• Given exercise: Extract each line bearing the word "emailed".

• Materials provided:
◇ ◇ ◇ ◇

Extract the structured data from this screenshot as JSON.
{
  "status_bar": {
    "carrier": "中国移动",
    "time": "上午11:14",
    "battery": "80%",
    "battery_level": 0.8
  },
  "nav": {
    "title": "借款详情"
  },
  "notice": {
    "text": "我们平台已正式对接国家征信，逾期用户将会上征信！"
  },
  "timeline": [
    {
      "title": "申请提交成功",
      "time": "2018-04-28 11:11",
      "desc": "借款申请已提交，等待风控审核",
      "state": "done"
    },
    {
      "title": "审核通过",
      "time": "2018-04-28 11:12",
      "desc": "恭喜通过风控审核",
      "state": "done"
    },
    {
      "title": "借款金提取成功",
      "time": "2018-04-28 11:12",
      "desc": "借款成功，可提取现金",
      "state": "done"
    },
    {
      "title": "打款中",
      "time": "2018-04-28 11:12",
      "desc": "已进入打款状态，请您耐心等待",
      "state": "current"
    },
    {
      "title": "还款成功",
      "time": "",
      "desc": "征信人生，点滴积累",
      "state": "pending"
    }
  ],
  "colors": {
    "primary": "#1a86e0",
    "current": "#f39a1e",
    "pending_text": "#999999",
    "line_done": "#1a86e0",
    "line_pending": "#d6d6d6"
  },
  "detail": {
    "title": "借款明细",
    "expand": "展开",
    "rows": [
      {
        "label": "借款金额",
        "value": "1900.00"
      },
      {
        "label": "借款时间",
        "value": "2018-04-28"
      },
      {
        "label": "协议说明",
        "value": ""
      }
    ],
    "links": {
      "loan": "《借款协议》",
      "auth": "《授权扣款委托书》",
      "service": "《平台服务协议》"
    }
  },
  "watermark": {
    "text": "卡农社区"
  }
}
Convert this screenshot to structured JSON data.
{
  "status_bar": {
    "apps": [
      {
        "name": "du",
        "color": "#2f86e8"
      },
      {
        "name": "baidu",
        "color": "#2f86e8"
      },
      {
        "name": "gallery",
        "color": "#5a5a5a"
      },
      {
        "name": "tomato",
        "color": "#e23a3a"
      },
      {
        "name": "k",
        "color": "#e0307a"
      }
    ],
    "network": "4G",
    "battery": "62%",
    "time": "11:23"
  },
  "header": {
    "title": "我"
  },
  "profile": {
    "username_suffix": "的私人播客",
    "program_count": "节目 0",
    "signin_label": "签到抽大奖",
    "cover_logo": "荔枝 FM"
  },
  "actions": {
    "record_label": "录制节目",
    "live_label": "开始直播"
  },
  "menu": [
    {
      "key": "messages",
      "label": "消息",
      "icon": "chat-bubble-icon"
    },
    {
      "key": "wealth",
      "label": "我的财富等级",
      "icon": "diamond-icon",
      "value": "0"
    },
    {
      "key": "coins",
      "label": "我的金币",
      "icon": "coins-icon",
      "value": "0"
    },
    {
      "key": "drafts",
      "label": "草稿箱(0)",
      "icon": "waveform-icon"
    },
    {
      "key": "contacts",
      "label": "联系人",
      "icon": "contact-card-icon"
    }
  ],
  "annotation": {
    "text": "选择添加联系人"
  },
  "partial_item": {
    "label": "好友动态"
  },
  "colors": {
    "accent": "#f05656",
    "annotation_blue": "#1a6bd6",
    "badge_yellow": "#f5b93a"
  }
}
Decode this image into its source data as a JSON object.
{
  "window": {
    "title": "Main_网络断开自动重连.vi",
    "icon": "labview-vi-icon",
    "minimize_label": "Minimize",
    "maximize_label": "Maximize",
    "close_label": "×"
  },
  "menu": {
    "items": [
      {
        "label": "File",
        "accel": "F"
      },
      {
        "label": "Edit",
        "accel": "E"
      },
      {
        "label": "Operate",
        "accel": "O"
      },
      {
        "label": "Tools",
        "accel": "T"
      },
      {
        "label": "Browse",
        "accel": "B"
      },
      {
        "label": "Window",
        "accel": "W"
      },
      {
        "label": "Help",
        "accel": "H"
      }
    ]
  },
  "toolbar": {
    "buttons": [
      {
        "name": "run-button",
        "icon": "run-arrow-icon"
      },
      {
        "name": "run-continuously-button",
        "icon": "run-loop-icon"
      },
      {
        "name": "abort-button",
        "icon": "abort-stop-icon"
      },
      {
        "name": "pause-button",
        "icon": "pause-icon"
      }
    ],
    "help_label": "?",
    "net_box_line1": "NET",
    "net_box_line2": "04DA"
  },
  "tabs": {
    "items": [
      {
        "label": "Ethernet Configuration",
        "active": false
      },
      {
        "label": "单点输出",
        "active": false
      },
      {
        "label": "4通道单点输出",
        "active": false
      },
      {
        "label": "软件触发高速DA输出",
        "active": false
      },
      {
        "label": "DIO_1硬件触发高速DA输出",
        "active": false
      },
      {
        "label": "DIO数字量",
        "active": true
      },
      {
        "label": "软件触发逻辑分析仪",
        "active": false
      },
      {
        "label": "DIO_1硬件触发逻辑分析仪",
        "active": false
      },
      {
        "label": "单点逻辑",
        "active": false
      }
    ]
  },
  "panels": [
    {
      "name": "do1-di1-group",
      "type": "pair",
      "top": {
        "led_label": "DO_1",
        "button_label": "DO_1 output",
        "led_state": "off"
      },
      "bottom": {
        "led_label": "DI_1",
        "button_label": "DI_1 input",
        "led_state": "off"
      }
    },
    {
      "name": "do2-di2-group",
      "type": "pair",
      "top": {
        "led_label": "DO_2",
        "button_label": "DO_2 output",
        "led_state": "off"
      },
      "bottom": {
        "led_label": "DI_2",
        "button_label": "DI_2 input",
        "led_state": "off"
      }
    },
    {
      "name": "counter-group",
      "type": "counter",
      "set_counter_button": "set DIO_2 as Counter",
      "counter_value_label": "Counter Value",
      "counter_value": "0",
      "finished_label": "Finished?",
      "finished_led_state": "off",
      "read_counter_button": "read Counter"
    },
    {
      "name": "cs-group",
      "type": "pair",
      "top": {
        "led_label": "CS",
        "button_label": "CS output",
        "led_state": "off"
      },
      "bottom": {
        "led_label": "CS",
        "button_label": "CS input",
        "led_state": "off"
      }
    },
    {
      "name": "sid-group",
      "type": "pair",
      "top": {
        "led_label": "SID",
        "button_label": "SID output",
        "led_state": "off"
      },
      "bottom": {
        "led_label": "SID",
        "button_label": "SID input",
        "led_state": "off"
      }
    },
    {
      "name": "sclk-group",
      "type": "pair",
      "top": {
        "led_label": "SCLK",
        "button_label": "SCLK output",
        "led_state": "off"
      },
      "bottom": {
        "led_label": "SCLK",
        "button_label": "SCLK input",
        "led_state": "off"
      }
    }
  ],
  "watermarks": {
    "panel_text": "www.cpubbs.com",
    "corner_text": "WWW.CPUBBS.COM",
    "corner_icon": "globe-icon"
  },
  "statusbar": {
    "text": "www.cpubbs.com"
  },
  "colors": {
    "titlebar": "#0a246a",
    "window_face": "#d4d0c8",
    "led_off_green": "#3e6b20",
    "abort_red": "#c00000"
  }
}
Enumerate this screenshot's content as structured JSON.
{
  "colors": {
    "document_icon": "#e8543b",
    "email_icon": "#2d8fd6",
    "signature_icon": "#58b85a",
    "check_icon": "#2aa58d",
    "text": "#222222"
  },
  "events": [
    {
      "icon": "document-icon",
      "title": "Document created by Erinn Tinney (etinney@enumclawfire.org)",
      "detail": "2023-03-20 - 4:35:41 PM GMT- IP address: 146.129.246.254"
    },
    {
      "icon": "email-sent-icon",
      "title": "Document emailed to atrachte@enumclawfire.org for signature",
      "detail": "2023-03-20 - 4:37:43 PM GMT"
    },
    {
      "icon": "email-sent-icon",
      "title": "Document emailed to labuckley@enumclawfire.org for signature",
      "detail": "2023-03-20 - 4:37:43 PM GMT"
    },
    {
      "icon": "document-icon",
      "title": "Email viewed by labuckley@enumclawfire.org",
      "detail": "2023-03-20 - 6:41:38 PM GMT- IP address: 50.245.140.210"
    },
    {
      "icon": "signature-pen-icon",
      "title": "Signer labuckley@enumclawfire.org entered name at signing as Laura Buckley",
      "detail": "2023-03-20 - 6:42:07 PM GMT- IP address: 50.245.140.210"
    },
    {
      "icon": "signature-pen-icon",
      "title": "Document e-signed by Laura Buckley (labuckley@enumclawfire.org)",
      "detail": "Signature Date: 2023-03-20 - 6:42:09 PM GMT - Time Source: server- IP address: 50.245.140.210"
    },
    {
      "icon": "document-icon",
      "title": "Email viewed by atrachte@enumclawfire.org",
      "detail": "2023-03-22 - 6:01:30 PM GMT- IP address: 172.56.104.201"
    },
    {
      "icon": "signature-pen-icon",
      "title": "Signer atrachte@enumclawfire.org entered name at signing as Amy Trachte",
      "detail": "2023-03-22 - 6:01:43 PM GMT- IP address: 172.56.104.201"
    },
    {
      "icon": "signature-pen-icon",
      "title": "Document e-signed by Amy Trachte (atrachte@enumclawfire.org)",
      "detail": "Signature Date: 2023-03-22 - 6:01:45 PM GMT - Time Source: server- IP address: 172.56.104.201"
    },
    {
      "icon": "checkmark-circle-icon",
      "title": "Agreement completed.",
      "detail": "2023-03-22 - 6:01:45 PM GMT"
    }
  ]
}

◇ ◇ ◇ ◇

• Result:
      "title": "Document emailed to atrachte@enumclawfire.org for signature",
      "title": "Document emailed to labuckley@enumclawfire.org for signature",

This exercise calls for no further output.